### [Exercise materials]
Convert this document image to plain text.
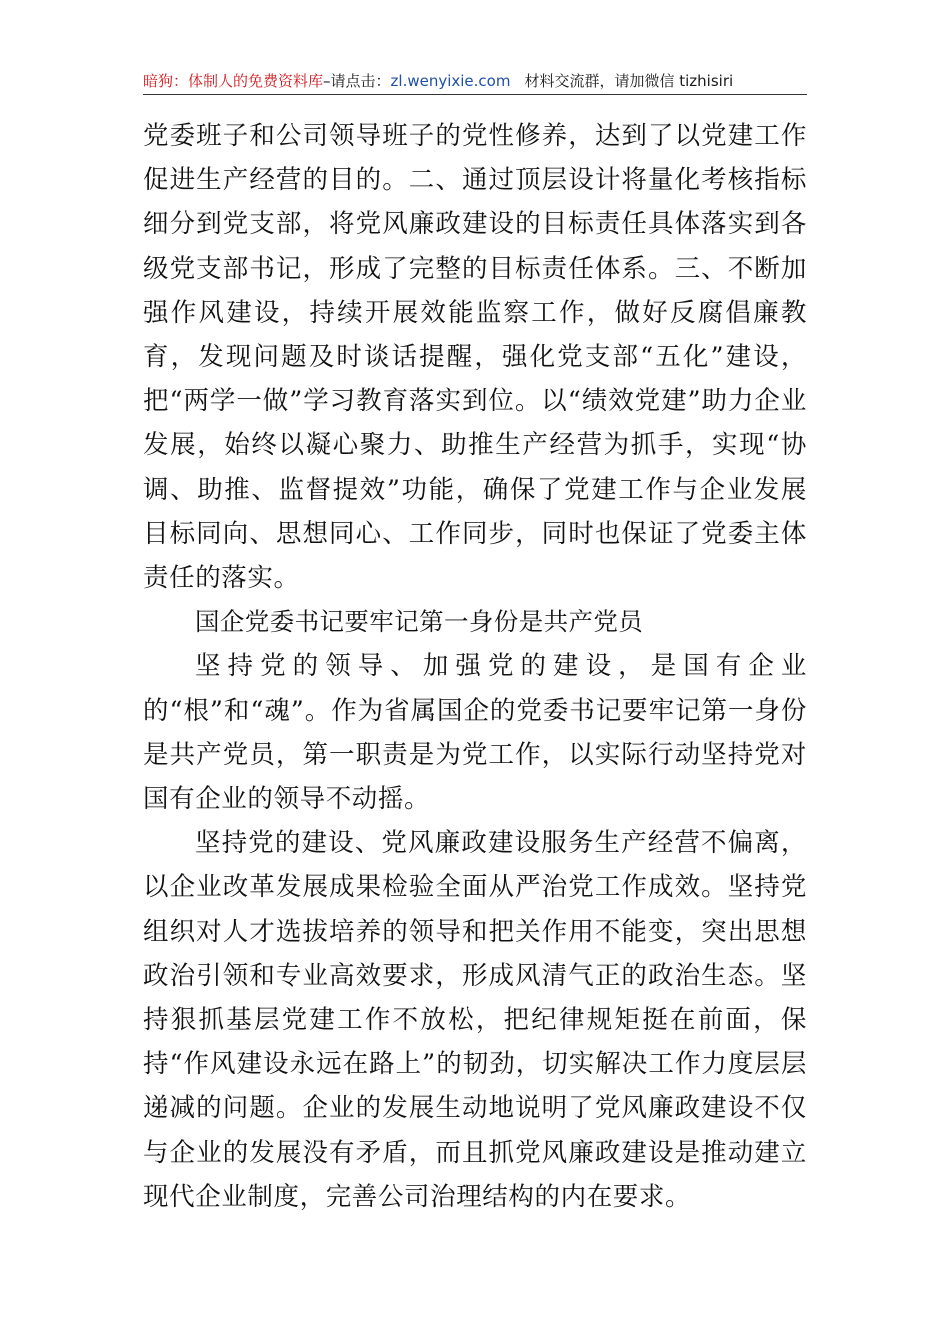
暗狗：体制人的免费资料库–请点击：zl.wenyixie.com 材料交流群，请加微信 tizhisiri

党委班子和公司领导班子的党性修养，达到了以党建工作促进生产经营的目的。二、通过顶层设计将量化考核指标细分到党支部，将党风廉政建设的目标责任具体落实到各级党支部书记，形成了完整的目标责任体系。三、不断加强作风建设，持续开展效能监察工作，做好反腐倡廉教育，发现问题及时谈话提醒，强化党支部“五化”建设，把“两学一做”学习教育落实到位。以“绩效党建”助力企业发展，始终以凝心聚力、助推生产经营为抓手，实现“协调、助推、监督提效”功能，确保了党建工作与企业发展目标同向、思想同心、工作同步，同时也保证了党委主体责任的落实。

国企党委书记要牢记第一身份是共产党员

坚持党的领导、加强党的建设，是国有企业的“根”和“魂”。作为省属国企的党委书记要牢记第一身份是共产党员，第一职责是为党工作，以实际行动坚持党对国有企业的领导不动摇。

坚持党的建设、党风廉政建设服务生产经营不偏离，以企业改革发展成果检验全面从严治党工作成效。坚持党组织对人才选拔培养的领导和把关作用不能变，突出思想政治引领和专业高效要求，形成风清气正的政治生态。坚持狠抓基层党建工作不放松，把纪律规矩挺在前面，保持“作风建设永远在路上”的韧劲，切实解决工作力度层层递减的问题。企业的发展生动地说明了党风廉政建设不仅与企业的发展没有矛盾，而且抓党风廉政建设是推动建立现代企业制度，完善公司治理结构的内在要求。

### [Requirements]
Leave the pictures out and output the rest of the listing exactly.

### [The response]
Convert this document image to plain text.
暗狗：体制人的免费资料库–请点击：zl.wenyixie.com 材料交流群，请加微信 tizhisiri

党委班子和公司领导班子的党性修养，达到了以党建工作促进生产经营的目的。二、通过顶层设计将量化考核指标细分到党支部，将党风廉政建设的目标责任具体落实到各级党支部书记，形成了完整的目标责任体系。三、不断加强作风建设，持续开展效能监察工作，做好反腐倡廉教育，发现问题及时谈话提醒，强化党支部“五化”建设，把“两学一做”学习教育落实到位。以“绩效党建”助力企业发展，始终以凝心聚力、助推生产经营为抓手，实现“协调、助推、监督提效”功能，确保了党建工作与企业发展目标同向、思想同心、工作同步，同时也保证了党委主体责任的落实。

国企党委书记要牢记第一身份是共产党员

坚持党的领导、加强党的建设，是国有企业的“根”和“魂”。作为省属国企的党委书记要牢记第一身份是共产党员，第一职责是为党工作，以实际行动坚持党对国有企业的领导不动摇。

坚持党的建设、党风廉政建设服务生产经营不偏离，以企业改革发展成果检验全面从严治党工作成效。坚持党组织对人才选拔培养的领导和把关作用不能变，突出思想政治引领和专业高效要求，形成风清气正的政治生态。坚持狠抓基层党建工作不放松，把纪律规矩挺在前面，保持“作风建设永远在路上”的韧劲，切实解决工作力度层层递减的问题。企业的发展生动地说明了党风廉政建设不仅与企业的发展没有矛盾，而且抓党风廉政建设是推动建立现代企业制度，完善公司治理结构的内在要求。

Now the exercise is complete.